[START]

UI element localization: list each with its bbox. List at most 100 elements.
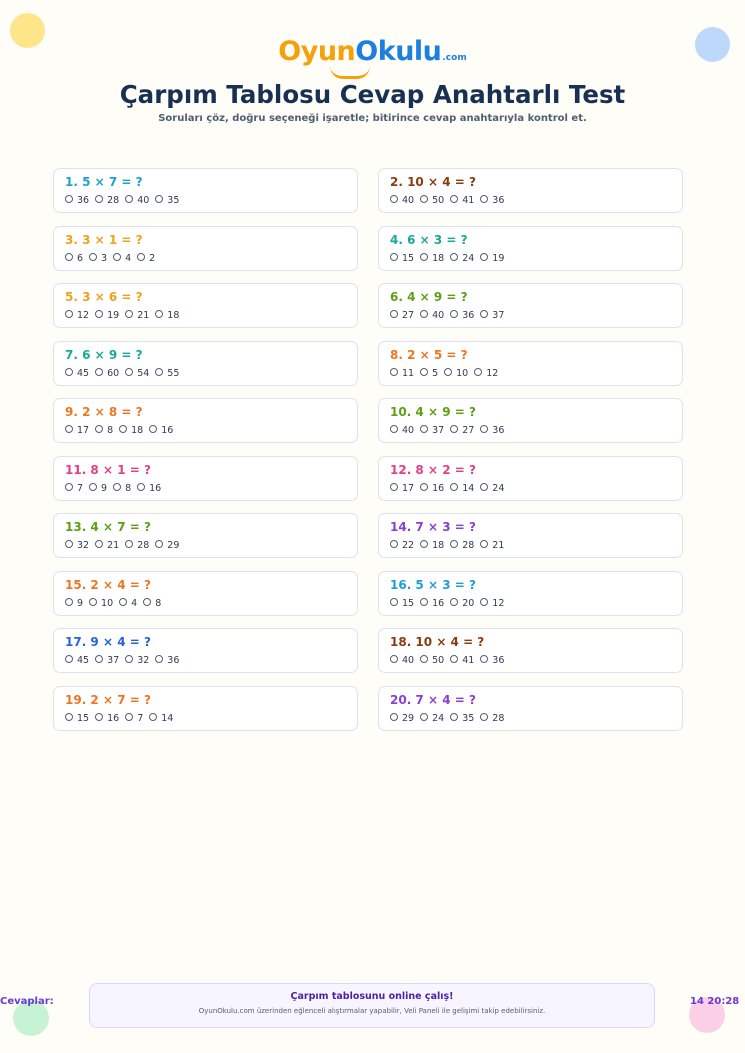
answer-option[interactable]: 8 xyxy=(95,425,113,436)
radio-circle-icon[interactable] xyxy=(450,310,459,318)
radio-circle-icon[interactable] xyxy=(450,655,459,663)
radio-circle-icon[interactable] xyxy=(113,482,122,491)
answer-option[interactable]: 19 xyxy=(480,252,504,264)
radio-circle-icon[interactable] xyxy=(390,195,398,203)
answer-option[interactable]: 3 xyxy=(89,252,107,264)
radio-circle-icon[interactable] xyxy=(155,310,164,318)
answer-option[interactable]: 36 xyxy=(155,655,179,666)
radio-circle-icon[interactable] xyxy=(155,195,164,203)
answer-option[interactable]: 55 xyxy=(155,367,179,379)
answer-option[interactable]: 45 xyxy=(65,367,89,379)
answer-option[interactable]: 36 xyxy=(480,195,504,206)
answer-option[interactable]: 7 xyxy=(125,712,143,724)
radio-circle-icon[interactable] xyxy=(65,712,73,721)
answer-option[interactable]: 16 xyxy=(420,482,444,494)
answer-option[interactable]: 27 xyxy=(390,310,414,321)
answer-option[interactable]: 16 xyxy=(137,482,161,494)
answer-option[interactable]: 5 xyxy=(420,367,438,379)
answer-option[interactable]: 36 xyxy=(480,425,504,436)
answer-option[interactable]: 6 xyxy=(65,252,83,264)
answer-option[interactable]: 41 xyxy=(450,195,474,206)
radio-circle-icon[interactable] xyxy=(450,712,459,721)
radio-circle-icon[interactable] xyxy=(420,367,429,376)
radio-circle-icon[interactable] xyxy=(420,482,429,491)
radio-circle-icon[interactable] xyxy=(474,367,483,376)
radio-circle-icon[interactable] xyxy=(480,655,489,663)
radio-circle-icon[interactable] xyxy=(390,712,398,721)
answer-option[interactable]: 12 xyxy=(65,310,89,321)
radio-circle-icon[interactable] xyxy=(65,482,73,491)
answer-option[interactable]: 40 xyxy=(390,425,414,436)
answer-option[interactable]: 40 xyxy=(125,195,149,206)
answer-option[interactable]: 28 xyxy=(95,195,119,206)
answer-option[interactable]: 24 xyxy=(480,482,504,494)
answer-option[interactable]: 2 xyxy=(137,252,155,264)
answer-option[interactable]: 21 xyxy=(95,540,119,551)
answer-option[interactable]: 28 xyxy=(125,540,149,551)
radio-circle-icon[interactable] xyxy=(450,597,459,606)
answer-option[interactable]: 24 xyxy=(420,712,444,724)
radio-circle-icon[interactable] xyxy=(137,482,146,491)
radio-circle-icon[interactable] xyxy=(95,425,104,433)
radio-circle-icon[interactable] xyxy=(450,482,459,491)
answer-option[interactable]: 32 xyxy=(65,540,89,551)
answer-option[interactable]: 21 xyxy=(480,540,504,551)
answer-option[interactable]: 16 xyxy=(149,425,173,436)
answer-option[interactable]: 8 xyxy=(143,597,161,609)
answer-option[interactable]: 29 xyxy=(155,540,179,551)
radio-circle-icon[interactable] xyxy=(95,540,104,548)
answer-option[interactable]: 18 xyxy=(155,310,179,321)
radio-circle-icon[interactable] xyxy=(125,310,134,318)
radio-circle-icon[interactable] xyxy=(450,195,459,203)
answer-option[interactable]: 36 xyxy=(450,310,474,321)
answer-option[interactable]: 37 xyxy=(480,310,504,321)
answer-option[interactable]: 50 xyxy=(420,195,444,206)
answer-option[interactable]: 4 xyxy=(113,252,131,264)
radio-circle-icon[interactable] xyxy=(95,195,104,203)
answer-option[interactable]: 12 xyxy=(474,367,498,379)
answer-option[interactable]: 20 xyxy=(450,597,474,609)
radio-circle-icon[interactable] xyxy=(390,482,398,491)
radio-circle-icon[interactable] xyxy=(65,655,73,663)
radio-circle-icon[interactable] xyxy=(480,482,489,491)
answer-option[interactable]: 8 xyxy=(113,482,131,494)
answer-option[interactable]: 40 xyxy=(390,195,414,206)
radio-circle-icon[interactable] xyxy=(450,252,459,261)
answer-option[interactable]: 9 xyxy=(65,597,83,609)
answer-option[interactable]: 10 xyxy=(444,367,468,379)
radio-circle-icon[interactable] xyxy=(95,712,104,721)
answer-option[interactable]: 27 xyxy=(450,425,474,436)
radio-circle-icon[interactable] xyxy=(480,540,489,548)
answer-option[interactable]: 17 xyxy=(65,425,89,436)
answer-option[interactable]: 22 xyxy=(390,540,414,551)
radio-circle-icon[interactable] xyxy=(125,367,134,376)
answer-option[interactable]: 28 xyxy=(450,540,474,551)
radio-circle-icon[interactable] xyxy=(444,367,453,376)
answer-option[interactable]: 29 xyxy=(390,712,414,724)
radio-circle-icon[interactable] xyxy=(480,310,489,318)
answer-option[interactable]: 4 xyxy=(119,597,137,609)
radio-circle-icon[interactable] xyxy=(390,310,398,318)
answer-option[interactable]: 15 xyxy=(65,712,89,724)
answer-option[interactable]: 54 xyxy=(125,367,149,379)
radio-circle-icon[interactable] xyxy=(420,310,429,318)
radio-circle-icon[interactable] xyxy=(450,425,459,433)
radio-circle-icon[interactable] xyxy=(480,195,489,203)
radio-circle-icon[interactable] xyxy=(390,252,398,261)
radio-circle-icon[interactable] xyxy=(480,425,489,433)
radio-circle-icon[interactable] xyxy=(95,310,104,318)
radio-circle-icon[interactable] xyxy=(420,540,429,548)
radio-circle-icon[interactable] xyxy=(113,252,122,261)
radio-circle-icon[interactable] xyxy=(65,195,73,203)
radio-circle-icon[interactable] xyxy=(125,540,134,548)
radio-circle-icon[interactable] xyxy=(390,655,398,663)
answer-option[interactable]: 18 xyxy=(420,252,444,264)
answer-option[interactable]: 35 xyxy=(450,712,474,724)
answer-option[interactable]: 45 xyxy=(65,655,89,666)
answer-option[interactable]: 60 xyxy=(95,367,119,379)
answer-option[interactable]: 16 xyxy=(420,597,444,609)
answer-option[interactable]: 7 xyxy=(65,482,83,494)
radio-circle-icon[interactable] xyxy=(65,425,73,433)
radio-circle-icon[interactable] xyxy=(89,482,98,491)
radio-circle-icon[interactable] xyxy=(390,367,398,376)
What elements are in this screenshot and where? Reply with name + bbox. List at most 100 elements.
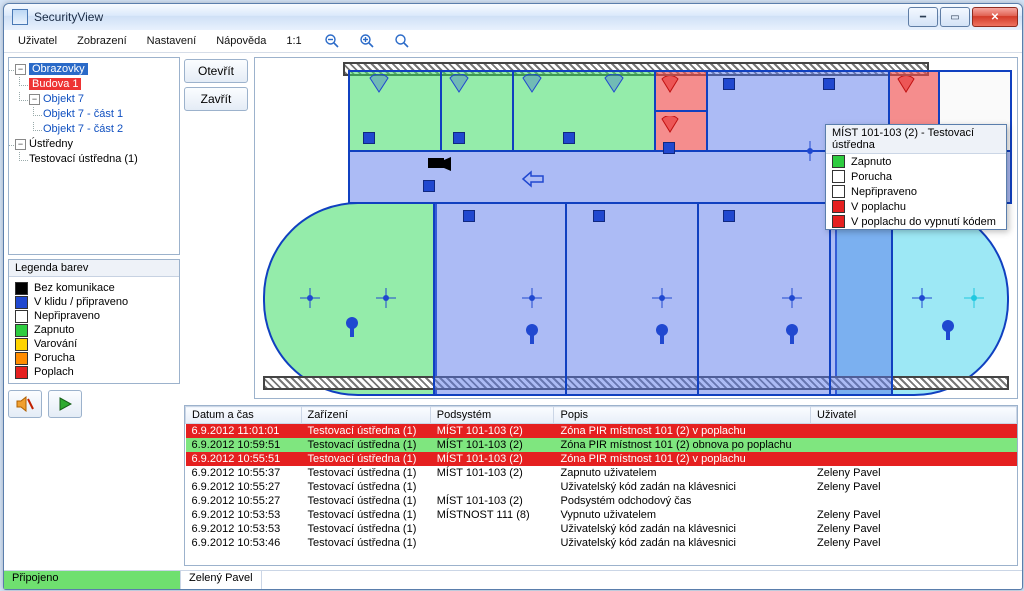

[END]

### [Goal of the exercise]
Quote the records verbatim, starting with the line that contains "answer-option[interactable]: 8 xyxy=(95,425,113,436)" and going on through the line that contains "answer-option[interactable]: 19 xyxy=(480,252,504,264)".

### [Output for this exercise]
answer-option[interactable]: 8 xyxy=(95,425,113,436)
radio-circle-icon[interactable] xyxy=(450,310,459,318)
radio-circle-icon[interactable] xyxy=(450,655,459,663)
radio-circle-icon[interactable] xyxy=(113,482,122,491)
answer-option[interactable]: 19 xyxy=(480,252,504,264)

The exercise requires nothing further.